Ok... so it sounds like tightening up our text/plain detection is desirable. Let me summarize what i'm hearing... 1. In addition to NUL, check for other 'low ascii' control characters to reject text/plain. 2. Add a whitespace heuristic... Some amount of <SP> and/or <TAB> should be present (ideally one or more per line :-) ) any other suggestions to sniff out text/plain ?? I suppose we could add explicit detection of base64 encoding to limit the number of text/plain misses because of this encoding too.. -- rick
That's my best shot for now. The ASF/WMV thing should be covered by bug 129982. The only other thing is the suggestion to switch from: if (known binary) [octet stream] else [plaintext] to: if (known plaintext) [plaintext] else [octet stream] So that the "unknown" cases get saved to disc rather than loaded into the browser window. That's my preferred behaviour and Boris's, too, I believe. But, of course, Boris and I aren't typical users, so PDT and MPT might have different ideas.
According to comment #11 and others, it would be great to add those extension to mozilla : .ace -> Ace archives files (http://www.winace.com/) .rar -> Rar archives files (http://www.rarsoft.com/) Is this possible ? All archives we can download are not only .zip :-)
Files that are .ISO always end up in my window. I don't know if already discussed solutions will fix this too.
Frederic, shwag, those issues are probably best covered by logging separate bugs for those extensions (similar to my bug 129982 for windows media), since this bug is covering what happens once moz decides it's got no idea what it's dealing with.
Would the following work as a fix for this bug? First, add several known binary file extensions, including ISO, bz2, and others to the mime service. Second, set the unknown content decoder to look at 0.05% of any file it gets for null characters. For a one million byte file, it would look at 50,000 bytes.
Removing bogus dependency that was added by a non-driver.
No longer blocks: 138000
In response to comment #23 -- yes, that could be doable.... Rick, what do you think? We probably want to do PR_MAX(512, something*datasize) (othewise for a small file we'd only look at a few chars... I'm assuming you meant 5%, not 0.05%, since 0.05% of 10^6 is 500, not 50000.... I think 5% is a little big. That would be on the order of 500000 bytes (that would need to be allocated in memory!) for downloading Mozilla, and would be on the order of 20-30 megabytes (that would need to be allocated in memory) for ISO images.... But the general approach could certainly be tried; I'd like to see whether that approach has any more success with the various file types listed in this bug. Perhaps something more like: PR_MIN(PR_MAX(512, something*datasize), 20000) would be a thought? That way ridiculously huge files are capped....

_ _ _ _ _

What you need to do -
[A] In the thread on text/plain detection, which bug should cover the ASF/WMV issue?
[B] Please write the next part of the thread on text/plain detection, starting after its last sentence.
The entries aren't needed here.

_ _ _ _ _

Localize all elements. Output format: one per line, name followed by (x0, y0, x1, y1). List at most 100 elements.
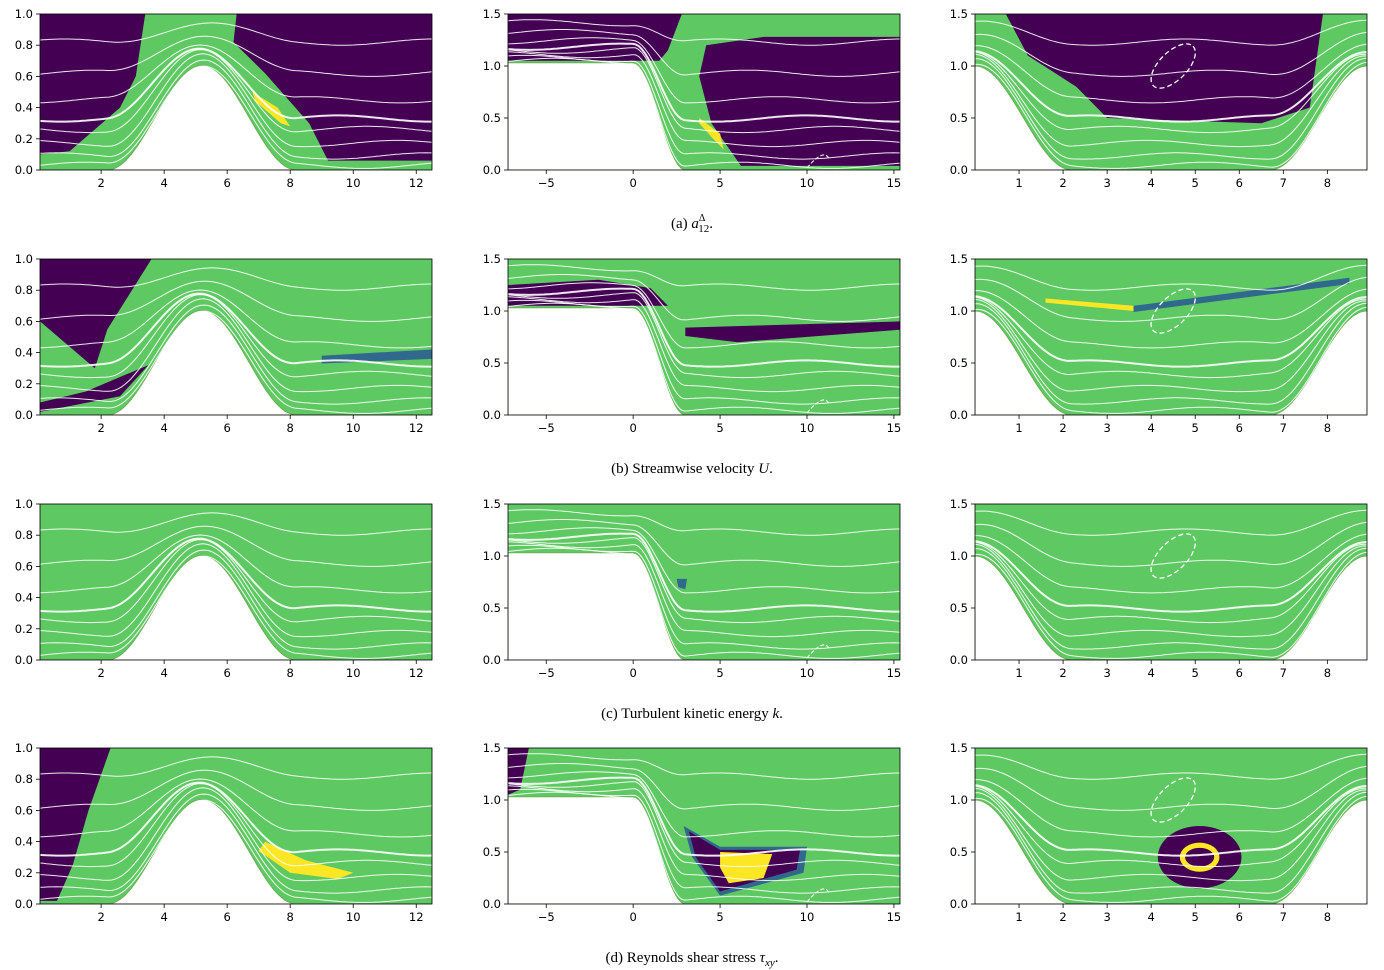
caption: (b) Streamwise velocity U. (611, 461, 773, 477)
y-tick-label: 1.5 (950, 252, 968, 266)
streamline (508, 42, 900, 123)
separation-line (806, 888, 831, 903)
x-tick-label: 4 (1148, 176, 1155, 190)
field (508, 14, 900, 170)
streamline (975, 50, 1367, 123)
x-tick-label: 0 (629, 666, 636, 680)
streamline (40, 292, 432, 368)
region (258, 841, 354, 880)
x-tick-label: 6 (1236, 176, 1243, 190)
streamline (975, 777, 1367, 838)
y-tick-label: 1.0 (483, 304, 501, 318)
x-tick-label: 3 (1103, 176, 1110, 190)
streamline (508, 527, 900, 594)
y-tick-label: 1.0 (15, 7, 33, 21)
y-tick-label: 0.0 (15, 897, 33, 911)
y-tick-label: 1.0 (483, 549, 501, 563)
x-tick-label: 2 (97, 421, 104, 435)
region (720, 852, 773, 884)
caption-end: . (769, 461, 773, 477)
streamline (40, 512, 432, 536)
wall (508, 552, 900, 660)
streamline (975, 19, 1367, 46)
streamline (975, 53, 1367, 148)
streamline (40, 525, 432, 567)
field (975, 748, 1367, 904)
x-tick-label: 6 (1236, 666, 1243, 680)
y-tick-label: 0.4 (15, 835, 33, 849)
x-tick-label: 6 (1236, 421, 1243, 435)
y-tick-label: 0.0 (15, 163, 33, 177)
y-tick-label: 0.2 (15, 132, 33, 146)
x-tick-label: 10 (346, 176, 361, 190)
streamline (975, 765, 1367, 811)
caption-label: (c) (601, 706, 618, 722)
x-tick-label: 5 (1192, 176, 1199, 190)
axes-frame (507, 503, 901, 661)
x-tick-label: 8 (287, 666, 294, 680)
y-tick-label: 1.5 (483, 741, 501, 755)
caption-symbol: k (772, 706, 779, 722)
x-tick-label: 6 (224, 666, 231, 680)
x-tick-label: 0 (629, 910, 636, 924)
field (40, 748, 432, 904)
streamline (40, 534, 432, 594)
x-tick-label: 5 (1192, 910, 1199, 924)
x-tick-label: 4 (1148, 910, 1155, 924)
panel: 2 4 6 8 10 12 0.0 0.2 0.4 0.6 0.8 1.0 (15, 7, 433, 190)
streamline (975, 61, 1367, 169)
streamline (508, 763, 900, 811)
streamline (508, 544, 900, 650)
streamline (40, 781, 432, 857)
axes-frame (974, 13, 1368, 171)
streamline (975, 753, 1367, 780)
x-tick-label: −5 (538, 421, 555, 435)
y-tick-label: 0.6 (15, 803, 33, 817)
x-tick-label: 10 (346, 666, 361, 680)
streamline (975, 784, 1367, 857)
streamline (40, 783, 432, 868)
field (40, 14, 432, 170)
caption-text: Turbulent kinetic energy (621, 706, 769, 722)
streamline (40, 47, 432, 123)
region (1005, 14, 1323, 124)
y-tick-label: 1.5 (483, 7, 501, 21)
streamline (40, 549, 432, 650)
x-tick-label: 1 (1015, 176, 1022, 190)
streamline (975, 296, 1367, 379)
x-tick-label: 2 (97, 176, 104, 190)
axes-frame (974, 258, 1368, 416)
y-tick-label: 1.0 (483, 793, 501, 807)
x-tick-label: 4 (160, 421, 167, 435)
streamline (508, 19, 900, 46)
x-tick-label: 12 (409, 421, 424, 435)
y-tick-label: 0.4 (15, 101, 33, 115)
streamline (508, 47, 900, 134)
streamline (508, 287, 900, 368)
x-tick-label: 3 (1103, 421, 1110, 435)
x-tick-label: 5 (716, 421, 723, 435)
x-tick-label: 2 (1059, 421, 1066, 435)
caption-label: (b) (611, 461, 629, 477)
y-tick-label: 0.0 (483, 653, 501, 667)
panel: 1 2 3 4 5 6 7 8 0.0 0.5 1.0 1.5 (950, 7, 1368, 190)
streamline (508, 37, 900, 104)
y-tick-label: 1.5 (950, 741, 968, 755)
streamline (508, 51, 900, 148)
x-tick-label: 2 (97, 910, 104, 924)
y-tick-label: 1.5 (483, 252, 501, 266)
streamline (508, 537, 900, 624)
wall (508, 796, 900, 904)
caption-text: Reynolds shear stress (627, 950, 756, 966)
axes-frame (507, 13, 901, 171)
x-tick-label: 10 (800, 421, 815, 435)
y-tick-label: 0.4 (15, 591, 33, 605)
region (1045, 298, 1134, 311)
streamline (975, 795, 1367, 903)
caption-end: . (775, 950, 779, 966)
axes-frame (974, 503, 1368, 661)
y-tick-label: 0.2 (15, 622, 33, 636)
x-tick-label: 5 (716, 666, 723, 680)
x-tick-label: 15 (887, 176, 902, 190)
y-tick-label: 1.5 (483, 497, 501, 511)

_ _ _ _ _

Answers to the exercise -
[A] Bug 129982.

[B]
That wouldonly be valid for ftp, or the unknown content type. We have to trust the server, if it lies, its a server issue, and not our problem.
That sounds good. Once implemented, we could fine tune it, if necessary.
having a variable length buffer based on the content-length (that is clamped as boris suggests) sounds fine to me. However, this is exactly the opposite of what bug #119942 is all about :-) It suggests that a *smaller* buffer be used ;-) lets decide on a strategy... and mark bug #199942 as either a dup of this bug... or invalid... -- rick
Buffer size: Firstly, let's keep things sane for those on slow connections. In europe, most people are still on dial-up. If they're downloading things from a slow server, on the other side of the world, even 1024 bytes can take a few seconds. A 20,000 byte buffer could mean clicking the "save this link" option, then waiting *15-20 seconds* for the filename dialog to come up. Even from a fast server, with a fast modem, they're gonna be waiting 4-5 seconds with no sign that their click did anything. That's too long. It'll confuse users, and make them think moz is glacially slow at downloading. Ideally, we could use something like the "getting file information" intermediate dialog IE6/Win has, but that's probably gonna be loads of work, and best covered by another bug. Conversely, the buffer's got to be big enough so that, statistically, it is going to correctly figure out binary/text _most_ of the time by whatever method is being used. Obviously, 100% would be good, but that ain't gonna happen. The present method is good for about 98% with a 1024 byte buffer, but a 256 byte buffer will cut that to under 70%, which is terrible. If we improve the detection method, as discussed above, we can probably get better detection, with a smaller buffer than is currently being used, especially if we can catch some of the common culprits via other methods (e.g. windows media, bug 129982 ) So, summary of what I think needs doing: 1. Improve plain text detection heuristics as discussed here. 2. consider adding other sniffable headers to those checked 3. amend default to [save] rather than [display] (i.e. if we can't figure it out, treat it as binary, not as text) 4. reconsider buffer size given improved heuristics.
> A 20,000 byte buffer could mean clicking the "save this link" option This code is never called for that option. The _only_ time this code is called is when you actually load a url (click on a link, type in URL bar, submit form, etc). Any "save link", "mail link", etc. options do not use it.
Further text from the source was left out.